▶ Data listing
┌────────

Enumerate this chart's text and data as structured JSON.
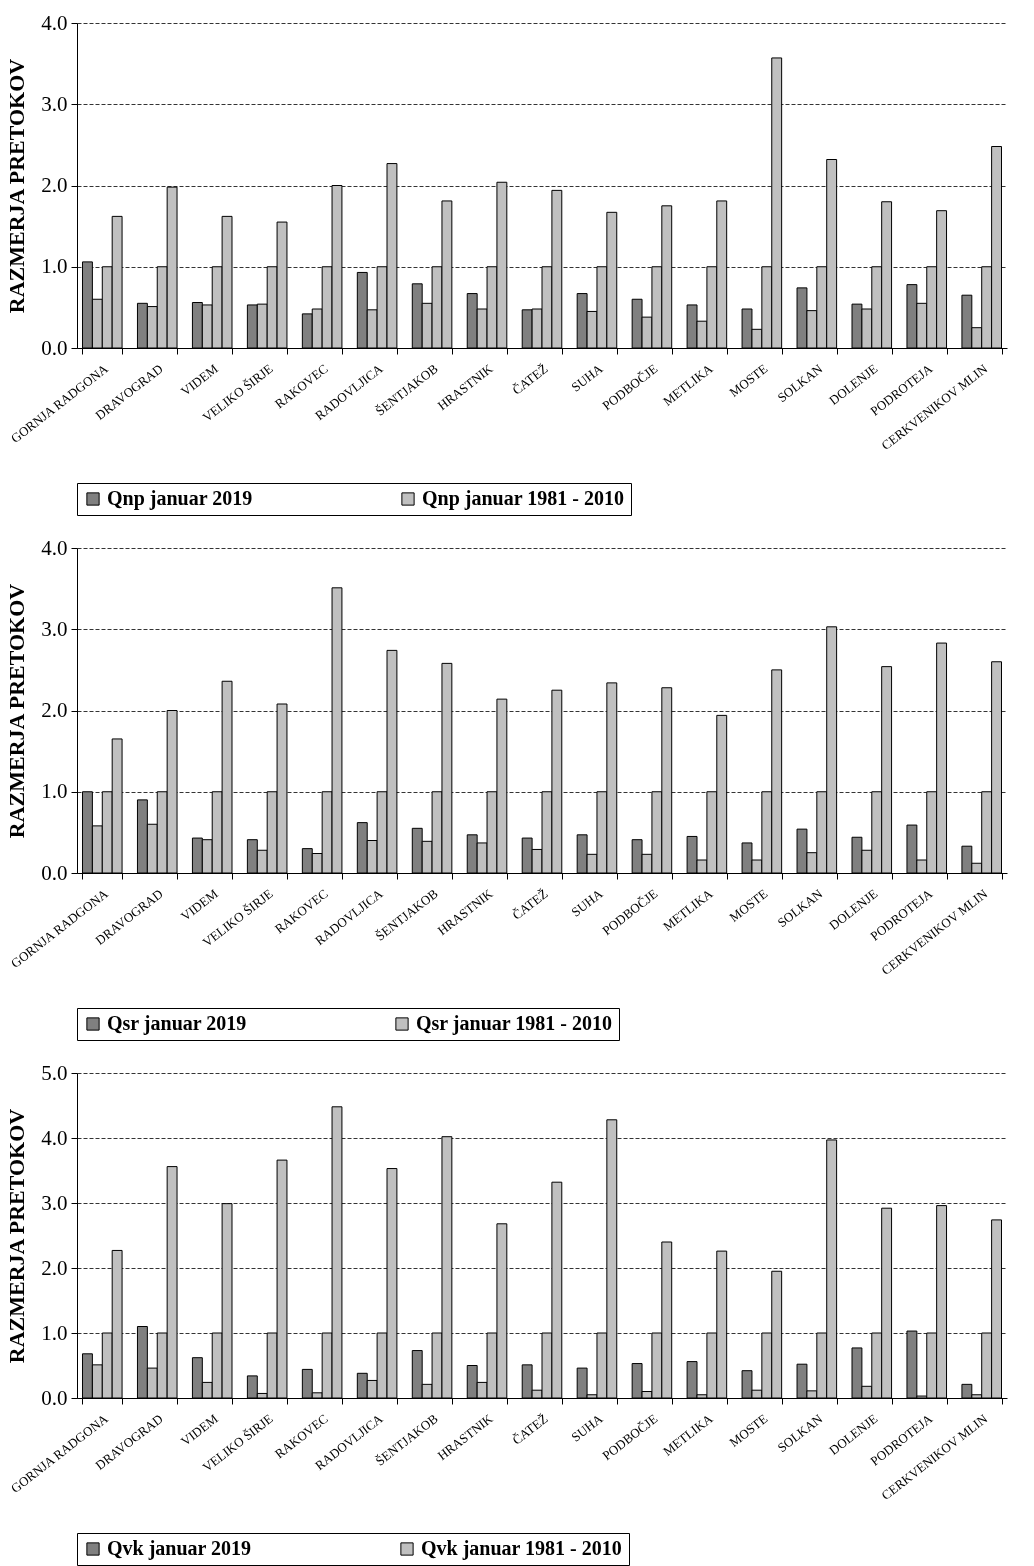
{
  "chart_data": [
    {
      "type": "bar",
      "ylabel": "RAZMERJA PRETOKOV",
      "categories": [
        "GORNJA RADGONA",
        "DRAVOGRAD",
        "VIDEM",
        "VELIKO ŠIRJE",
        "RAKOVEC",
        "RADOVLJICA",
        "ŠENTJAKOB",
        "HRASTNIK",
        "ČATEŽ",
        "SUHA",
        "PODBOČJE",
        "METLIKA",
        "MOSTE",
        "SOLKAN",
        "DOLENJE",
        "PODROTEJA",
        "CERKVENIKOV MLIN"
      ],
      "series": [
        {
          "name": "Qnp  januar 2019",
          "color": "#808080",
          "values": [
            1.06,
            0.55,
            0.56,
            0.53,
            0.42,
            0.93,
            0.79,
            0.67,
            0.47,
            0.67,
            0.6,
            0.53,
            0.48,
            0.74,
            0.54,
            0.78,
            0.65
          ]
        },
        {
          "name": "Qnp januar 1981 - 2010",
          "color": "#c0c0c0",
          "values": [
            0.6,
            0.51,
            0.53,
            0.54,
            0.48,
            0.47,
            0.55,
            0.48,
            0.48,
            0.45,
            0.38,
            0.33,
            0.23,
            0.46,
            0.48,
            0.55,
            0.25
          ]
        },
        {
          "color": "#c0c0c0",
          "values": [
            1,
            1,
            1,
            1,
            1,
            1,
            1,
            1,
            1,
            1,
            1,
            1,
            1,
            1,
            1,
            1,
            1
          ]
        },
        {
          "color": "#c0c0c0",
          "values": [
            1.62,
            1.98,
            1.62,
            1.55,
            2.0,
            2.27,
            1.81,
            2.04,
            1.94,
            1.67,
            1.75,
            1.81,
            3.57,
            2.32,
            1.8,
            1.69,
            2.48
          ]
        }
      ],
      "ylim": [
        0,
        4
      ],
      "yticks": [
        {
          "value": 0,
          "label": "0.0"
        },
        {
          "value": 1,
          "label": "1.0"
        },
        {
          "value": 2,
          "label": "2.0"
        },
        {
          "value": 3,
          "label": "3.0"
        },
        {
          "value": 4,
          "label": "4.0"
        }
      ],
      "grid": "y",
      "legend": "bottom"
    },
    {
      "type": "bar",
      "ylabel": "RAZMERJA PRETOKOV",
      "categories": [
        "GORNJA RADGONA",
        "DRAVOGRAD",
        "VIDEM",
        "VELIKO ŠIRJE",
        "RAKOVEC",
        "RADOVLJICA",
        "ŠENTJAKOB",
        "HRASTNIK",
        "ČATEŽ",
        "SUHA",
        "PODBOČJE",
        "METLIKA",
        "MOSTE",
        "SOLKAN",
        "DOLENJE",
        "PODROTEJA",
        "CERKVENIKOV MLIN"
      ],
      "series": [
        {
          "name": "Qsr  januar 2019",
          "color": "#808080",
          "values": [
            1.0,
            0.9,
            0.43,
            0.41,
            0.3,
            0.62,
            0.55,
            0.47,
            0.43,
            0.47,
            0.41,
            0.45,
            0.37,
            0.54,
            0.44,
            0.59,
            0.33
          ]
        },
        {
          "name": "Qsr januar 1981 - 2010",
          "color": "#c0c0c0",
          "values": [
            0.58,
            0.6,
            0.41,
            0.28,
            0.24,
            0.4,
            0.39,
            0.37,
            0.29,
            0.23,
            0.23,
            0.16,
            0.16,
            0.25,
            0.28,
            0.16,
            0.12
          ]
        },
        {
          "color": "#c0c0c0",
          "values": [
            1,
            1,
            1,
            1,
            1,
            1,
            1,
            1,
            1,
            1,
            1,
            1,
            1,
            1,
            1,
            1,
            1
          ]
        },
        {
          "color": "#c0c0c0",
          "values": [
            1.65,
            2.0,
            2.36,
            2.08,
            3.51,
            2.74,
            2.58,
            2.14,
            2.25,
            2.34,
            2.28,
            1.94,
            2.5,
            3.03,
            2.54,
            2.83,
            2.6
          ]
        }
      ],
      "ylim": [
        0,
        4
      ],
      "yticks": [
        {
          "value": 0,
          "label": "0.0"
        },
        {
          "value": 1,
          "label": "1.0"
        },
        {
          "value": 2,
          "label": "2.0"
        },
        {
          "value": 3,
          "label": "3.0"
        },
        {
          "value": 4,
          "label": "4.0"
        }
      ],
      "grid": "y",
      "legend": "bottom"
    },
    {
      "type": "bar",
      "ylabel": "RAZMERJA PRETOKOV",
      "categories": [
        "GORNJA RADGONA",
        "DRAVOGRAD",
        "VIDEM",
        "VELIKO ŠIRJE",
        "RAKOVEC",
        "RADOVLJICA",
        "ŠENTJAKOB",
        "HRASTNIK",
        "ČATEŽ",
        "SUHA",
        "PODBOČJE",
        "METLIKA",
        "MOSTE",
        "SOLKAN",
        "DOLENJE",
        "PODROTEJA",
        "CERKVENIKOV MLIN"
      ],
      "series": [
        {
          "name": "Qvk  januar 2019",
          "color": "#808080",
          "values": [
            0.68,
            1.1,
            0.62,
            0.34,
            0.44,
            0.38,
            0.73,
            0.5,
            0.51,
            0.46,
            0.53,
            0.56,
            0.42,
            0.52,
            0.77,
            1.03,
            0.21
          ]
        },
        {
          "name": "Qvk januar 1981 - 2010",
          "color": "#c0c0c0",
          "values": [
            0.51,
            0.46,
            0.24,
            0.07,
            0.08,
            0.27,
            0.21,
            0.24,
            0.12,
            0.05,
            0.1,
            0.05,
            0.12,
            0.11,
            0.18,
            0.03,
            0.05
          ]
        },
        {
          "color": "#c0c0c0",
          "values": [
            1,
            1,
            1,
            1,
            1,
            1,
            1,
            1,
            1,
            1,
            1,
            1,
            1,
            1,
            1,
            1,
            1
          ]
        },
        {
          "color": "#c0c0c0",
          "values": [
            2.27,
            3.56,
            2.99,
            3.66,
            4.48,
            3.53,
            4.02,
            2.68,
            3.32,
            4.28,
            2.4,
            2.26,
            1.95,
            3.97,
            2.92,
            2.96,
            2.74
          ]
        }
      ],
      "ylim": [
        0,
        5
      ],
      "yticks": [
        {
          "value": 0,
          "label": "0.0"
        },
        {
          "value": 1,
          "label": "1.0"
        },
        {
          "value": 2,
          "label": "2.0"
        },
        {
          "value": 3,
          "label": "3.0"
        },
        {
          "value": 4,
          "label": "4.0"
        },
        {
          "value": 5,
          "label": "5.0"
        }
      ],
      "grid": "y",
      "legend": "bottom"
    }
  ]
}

└────────

▶ WORK TO BE COMPLETED
Reproduce all entries without any change, and omit the pictures.

▶ FULL ANSWER
Enumerate this chart's text and data as structured JSON.
{
  "chart_data": [
    {
      "type": "bar",
      "ylabel": "RAZMERJA PRETOKOV",
      "categories": [
        "GORNJA RADGONA",
        "DRAVOGRAD",
        "VIDEM",
        "VELIKO ŠIRJE",
        "RAKOVEC",
        "RADOVLJICA",
        "ŠENTJAKOB",
        "HRASTNIK",
        "ČATEŽ",
        "SUHA",
        "PODBOČJE",
        "METLIKA",
        "MOSTE",
        "SOLKAN",
        "DOLENJE",
        "PODROTEJA",
        "CERKVENIKOV MLIN"
      ],
      "series": [
        {
          "name": "Qnp  januar 2019",
          "color": "#808080",
          "values": [
            1.06,
            0.55,
            0.56,
            0.53,
            0.42,
            0.93,
            0.79,
            0.67,
            0.47,
            0.67,
            0.6,
            0.53,
            0.48,
            0.74,
            0.54,
            0.78,
            0.65
          ]
        },
        {
          "name": "Qnp januar 1981 - 2010",
          "color": "#c0c0c0",
          "values": [
            0.6,
            0.51,
            0.53,
            0.54,
            0.48,
            0.47,
            0.55,
            0.48,
            0.48,
            0.45,
            0.38,
            0.33,
            0.23,
            0.46,
            0.48,
            0.55,
            0.25
          ]
        },
        {
          "color": "#c0c0c0",
          "values": [
            1,
            1,
            1,
            1,
            1,
            1,
            1,
            1,
            1,
            1,
            1,
            1,
            1,
            1,
            1,
            1,
            1
          ]
        },
        {
          "color": "#c0c0c0",
          "values": [
            1.62,
            1.98,
            1.62,
            1.55,
            2.0,
            2.27,
            1.81,
            2.04,
            1.94,
            1.67,
            1.75,
            1.81,
            3.57,
            2.32,
            1.8,
            1.69,
            2.48
          ]
        }
      ],
      "ylim": [
        0,
        4
      ],
      "yticks": [
        {
          "value": 0,
          "label": "0.0"
        },
        {
          "value": 1,
          "label": "1.0"
        },
        {
          "value": 2,
          "label": "2.0"
        },
        {
          "value": 3,
          "label": "3.0"
        },
        {
          "value": 4,
          "label": "4.0"
        }
      ],
      "grid": "y",
      "legend": "bottom"
    },
    {
      "type": "bar",
      "ylabel": "RAZMERJA PRETOKOV",
      "categories": [
        "GORNJA RADGONA",
        "DRAVOGRAD",
        "VIDEM",
        "VELIKO ŠIRJE",
        "RAKOVEC",
        "RADOVLJICA",
        "ŠENTJAKOB",
        "HRASTNIK",
        "ČATEŽ",
        "SUHA",
        "PODBOČJE",
        "METLIKA",
        "MOSTE",
        "SOLKAN",
        "DOLENJE",
        "PODROTEJA",
        "CERKVENIKOV MLIN"
      ],
      "series": [
        {
          "name": "Qsr  januar 2019",
          "color": "#808080",
          "values": [
            1.0,
            0.9,
            0.43,
            0.41,
            0.3,
            0.62,
            0.55,
            0.47,
            0.43,
            0.47,
            0.41,
            0.45,
            0.37,
            0.54,
            0.44,
            0.59,
            0.33
          ]
        },
        {
          "name": "Qsr januar 1981 - 2010",
          "color": "#c0c0c0",
          "values": [
            0.58,
            0.6,
            0.41,
            0.28,
            0.24,
            0.4,
            0.39,
            0.37,
            0.29,
            0.23,
            0.23,
            0.16,
            0.16,
            0.25,
            0.28,
            0.16,
            0.12
          ]
        },
        {
          "color": "#c0c0c0",
          "values": [
            1,
            1,
            1,
            1,
            1,
            1,
            1,
            1,
            1,
            1,
            1,
            1,
            1,
            1,
            1,
            1,
            1
          ]
        },
        {
          "color": "#c0c0c0",
          "values": [
            1.65,
            2.0,
            2.36,
            2.08,
            3.51,
            2.74,
            2.58,
            2.14,
            2.25,
            2.34,
            2.28,
            1.94,
            2.5,
            3.03,
            2.54,
            2.83,
            2.6
          ]
        }
      ],
      "ylim": [
        0,
        4
      ],
      "yticks": [
        {
          "value": 0,
          "label": "0.0"
        },
        {
          "value": 1,
          "label": "1.0"
        },
        {
          "value": 2,
          "label": "2.0"
        },
        {
          "value": 3,
          "label": "3.0"
        },
        {
          "value": 4,
          "label": "4.0"
        }
      ],
      "grid": "y",
      "legend": "bottom"
    },
    {
      "type": "bar",
      "ylabel": "RAZMERJA PRETOKOV",
      "categories": [
        "GORNJA RADGONA",
        "DRAVOGRAD",
        "VIDEM",
        "VELIKO ŠIRJE",
        "RAKOVEC",
        "RADOVLJICA",
        "ŠENTJAKOB",
        "HRASTNIK",
        "ČATEŽ",
        "SUHA",
        "PODBOČJE",
        "METLIKA",
        "MOSTE",
        "SOLKAN",
        "DOLENJE",
        "PODROTEJA",
        "CERKVENIKOV MLIN"
      ],
      "series": [
        {
          "name": "Qvk  januar 2019",
          "color": "#808080",
          "values": [
            0.68,
            1.1,
            0.62,
            0.34,
            0.44,
            0.38,
            0.73,
            0.5,
            0.51,
            0.46,
            0.53,
            0.56,
            0.42,
            0.52,
            0.77,
            1.03,
            0.21
          ]
        },
        {
          "name": "Qvk januar 1981 - 2010",
          "color": "#c0c0c0",
          "values": [
            0.51,
            0.46,
            0.24,
            0.07,
            0.08,
            0.27,
            0.21,
            0.24,
            0.12,
            0.05,
            0.1,
            0.05,
            0.12,
            0.11,
            0.18,
            0.03,
            0.05
          ]
        },
        {
          "color": "#c0c0c0",
          "values": [
            1,
            1,
            1,
            1,
            1,
            1,
            1,
            1,
            1,
            1,
            1,
            1,
            1,
            1,
            1,
            1,
            1
          ]
        },
        {
          "color": "#c0c0c0",
          "values": [
            2.27,
            3.56,
            2.99,
            3.66,
            4.48,
            3.53,
            4.02,
            2.68,
            3.32,
            4.28,
            2.4,
            2.26,
            1.95,
            3.97,
            2.92,
            2.96,
            2.74
          ]
        }
      ],
      "ylim": [
        0,
        5
      ],
      "yticks": [
        {
          "value": 0,
          "label": "0.0"
        },
        {
          "value": 1,
          "label": "1.0"
        },
        {
          "value": 2,
          "label": "2.0"
        },
        {
          "value": 3,
          "label": "3.0"
        },
        {
          "value": 4,
          "label": "4.0"
        },
        {
          "value": 5,
          "label": "5.0"
        }
      ],
      "grid": "y",
      "legend": "bottom"
    }
  ]
}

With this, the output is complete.